## [Problem requirements]
Below are the records; pull every line that includes "Identification".

━━━━━ Data provided ━━━━━

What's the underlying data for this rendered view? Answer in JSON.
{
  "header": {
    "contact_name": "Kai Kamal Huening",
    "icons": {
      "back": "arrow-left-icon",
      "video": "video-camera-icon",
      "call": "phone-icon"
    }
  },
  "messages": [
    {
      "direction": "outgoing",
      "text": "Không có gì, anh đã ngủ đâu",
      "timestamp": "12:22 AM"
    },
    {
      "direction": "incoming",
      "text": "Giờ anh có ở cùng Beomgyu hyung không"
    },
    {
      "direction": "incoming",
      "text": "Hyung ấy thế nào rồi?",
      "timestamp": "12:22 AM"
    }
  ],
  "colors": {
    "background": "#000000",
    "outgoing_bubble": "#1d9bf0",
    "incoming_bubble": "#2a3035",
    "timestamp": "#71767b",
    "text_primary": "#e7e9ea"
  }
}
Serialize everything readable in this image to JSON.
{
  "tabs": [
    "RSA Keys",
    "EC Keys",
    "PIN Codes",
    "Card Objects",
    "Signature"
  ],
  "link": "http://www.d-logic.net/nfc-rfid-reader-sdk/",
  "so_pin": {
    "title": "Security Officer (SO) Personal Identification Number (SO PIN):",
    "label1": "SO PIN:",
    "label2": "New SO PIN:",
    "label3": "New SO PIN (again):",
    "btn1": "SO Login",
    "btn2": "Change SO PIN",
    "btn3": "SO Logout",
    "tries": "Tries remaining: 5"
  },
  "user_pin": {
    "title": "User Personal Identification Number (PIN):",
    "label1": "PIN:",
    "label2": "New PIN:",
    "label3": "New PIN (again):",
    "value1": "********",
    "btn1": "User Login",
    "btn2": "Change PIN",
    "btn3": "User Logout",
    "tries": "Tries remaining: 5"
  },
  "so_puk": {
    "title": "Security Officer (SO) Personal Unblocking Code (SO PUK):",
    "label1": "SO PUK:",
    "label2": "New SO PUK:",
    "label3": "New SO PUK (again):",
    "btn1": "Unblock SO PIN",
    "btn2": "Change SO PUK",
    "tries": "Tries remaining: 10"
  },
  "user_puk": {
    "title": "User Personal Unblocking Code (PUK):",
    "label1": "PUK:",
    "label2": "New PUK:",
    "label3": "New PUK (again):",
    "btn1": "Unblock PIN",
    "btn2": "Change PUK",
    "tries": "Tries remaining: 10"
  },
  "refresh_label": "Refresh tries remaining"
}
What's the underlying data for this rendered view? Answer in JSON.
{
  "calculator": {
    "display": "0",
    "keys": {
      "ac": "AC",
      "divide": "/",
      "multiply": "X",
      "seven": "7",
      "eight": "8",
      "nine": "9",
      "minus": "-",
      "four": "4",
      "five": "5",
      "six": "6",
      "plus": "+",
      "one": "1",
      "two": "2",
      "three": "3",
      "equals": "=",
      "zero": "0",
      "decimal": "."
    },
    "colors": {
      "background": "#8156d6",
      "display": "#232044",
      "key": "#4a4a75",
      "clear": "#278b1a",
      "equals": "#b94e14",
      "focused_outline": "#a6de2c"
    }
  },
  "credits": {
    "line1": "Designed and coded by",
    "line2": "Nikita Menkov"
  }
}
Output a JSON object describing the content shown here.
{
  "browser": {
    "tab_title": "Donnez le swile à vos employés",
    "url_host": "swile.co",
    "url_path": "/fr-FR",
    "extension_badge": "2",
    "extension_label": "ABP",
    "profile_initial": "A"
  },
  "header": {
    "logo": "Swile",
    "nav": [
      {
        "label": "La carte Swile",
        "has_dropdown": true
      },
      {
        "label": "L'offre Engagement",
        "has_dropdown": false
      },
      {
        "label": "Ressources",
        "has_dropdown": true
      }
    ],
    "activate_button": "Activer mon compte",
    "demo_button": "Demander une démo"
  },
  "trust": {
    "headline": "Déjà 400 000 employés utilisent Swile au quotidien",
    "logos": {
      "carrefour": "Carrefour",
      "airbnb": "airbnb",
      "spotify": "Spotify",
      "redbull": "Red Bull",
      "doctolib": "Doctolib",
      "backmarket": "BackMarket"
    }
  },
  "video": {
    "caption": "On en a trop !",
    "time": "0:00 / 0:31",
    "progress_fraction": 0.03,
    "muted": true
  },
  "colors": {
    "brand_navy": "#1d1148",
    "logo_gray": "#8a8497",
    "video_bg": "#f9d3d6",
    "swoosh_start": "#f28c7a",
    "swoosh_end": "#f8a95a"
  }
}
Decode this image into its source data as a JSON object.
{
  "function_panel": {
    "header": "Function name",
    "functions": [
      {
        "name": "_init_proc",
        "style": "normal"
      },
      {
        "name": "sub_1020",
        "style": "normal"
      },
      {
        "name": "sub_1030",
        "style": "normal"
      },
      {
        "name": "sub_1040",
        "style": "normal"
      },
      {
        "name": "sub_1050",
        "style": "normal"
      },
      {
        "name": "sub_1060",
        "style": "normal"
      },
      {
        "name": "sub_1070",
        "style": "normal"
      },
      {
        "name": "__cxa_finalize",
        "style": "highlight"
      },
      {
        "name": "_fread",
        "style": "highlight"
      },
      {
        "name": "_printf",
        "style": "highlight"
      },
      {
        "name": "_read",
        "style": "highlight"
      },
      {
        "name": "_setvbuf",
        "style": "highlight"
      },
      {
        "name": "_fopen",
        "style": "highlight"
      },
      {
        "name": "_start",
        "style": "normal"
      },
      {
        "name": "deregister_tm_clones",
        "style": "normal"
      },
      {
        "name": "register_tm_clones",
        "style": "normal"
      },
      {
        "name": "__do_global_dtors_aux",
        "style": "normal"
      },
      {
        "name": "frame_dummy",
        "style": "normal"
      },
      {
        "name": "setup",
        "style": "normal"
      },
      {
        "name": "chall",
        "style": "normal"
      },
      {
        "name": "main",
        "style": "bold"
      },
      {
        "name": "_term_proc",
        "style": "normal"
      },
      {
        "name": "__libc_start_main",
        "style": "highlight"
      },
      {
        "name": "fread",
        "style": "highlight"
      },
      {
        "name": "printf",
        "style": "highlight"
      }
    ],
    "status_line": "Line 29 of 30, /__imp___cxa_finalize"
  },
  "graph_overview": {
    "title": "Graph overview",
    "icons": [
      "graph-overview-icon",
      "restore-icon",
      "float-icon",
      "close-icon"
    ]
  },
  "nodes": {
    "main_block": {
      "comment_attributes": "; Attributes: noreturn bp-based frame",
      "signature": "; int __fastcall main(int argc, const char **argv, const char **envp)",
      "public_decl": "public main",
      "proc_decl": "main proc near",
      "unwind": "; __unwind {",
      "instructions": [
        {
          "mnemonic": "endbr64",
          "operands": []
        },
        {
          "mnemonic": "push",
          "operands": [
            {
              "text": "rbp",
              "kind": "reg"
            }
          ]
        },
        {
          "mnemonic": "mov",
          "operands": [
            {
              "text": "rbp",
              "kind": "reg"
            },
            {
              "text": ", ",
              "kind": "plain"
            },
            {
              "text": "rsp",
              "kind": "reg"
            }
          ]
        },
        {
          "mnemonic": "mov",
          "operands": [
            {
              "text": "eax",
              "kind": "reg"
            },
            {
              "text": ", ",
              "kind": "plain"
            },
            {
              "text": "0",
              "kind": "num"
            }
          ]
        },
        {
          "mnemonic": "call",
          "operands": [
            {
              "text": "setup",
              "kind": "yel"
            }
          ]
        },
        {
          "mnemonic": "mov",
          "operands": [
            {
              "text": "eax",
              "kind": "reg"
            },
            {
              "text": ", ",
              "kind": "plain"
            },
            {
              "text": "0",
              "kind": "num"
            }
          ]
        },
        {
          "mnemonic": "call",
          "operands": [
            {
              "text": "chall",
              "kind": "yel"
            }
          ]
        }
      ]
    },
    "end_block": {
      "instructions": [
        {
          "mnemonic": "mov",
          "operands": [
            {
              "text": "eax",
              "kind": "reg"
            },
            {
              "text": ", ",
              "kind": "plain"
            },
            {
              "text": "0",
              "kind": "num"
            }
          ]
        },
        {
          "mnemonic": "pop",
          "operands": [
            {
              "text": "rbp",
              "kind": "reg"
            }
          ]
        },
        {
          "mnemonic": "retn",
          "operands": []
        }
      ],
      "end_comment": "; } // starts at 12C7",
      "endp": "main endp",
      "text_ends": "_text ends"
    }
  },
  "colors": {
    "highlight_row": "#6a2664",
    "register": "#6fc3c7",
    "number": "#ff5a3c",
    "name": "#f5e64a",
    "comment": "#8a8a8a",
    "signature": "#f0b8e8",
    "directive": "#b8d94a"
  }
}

━━━━━

## [Correct answer]
    "title": "Security Officer (SO) Personal Identification Number (SO PIN):",
    "title": "User Personal Identification Number (PIN):",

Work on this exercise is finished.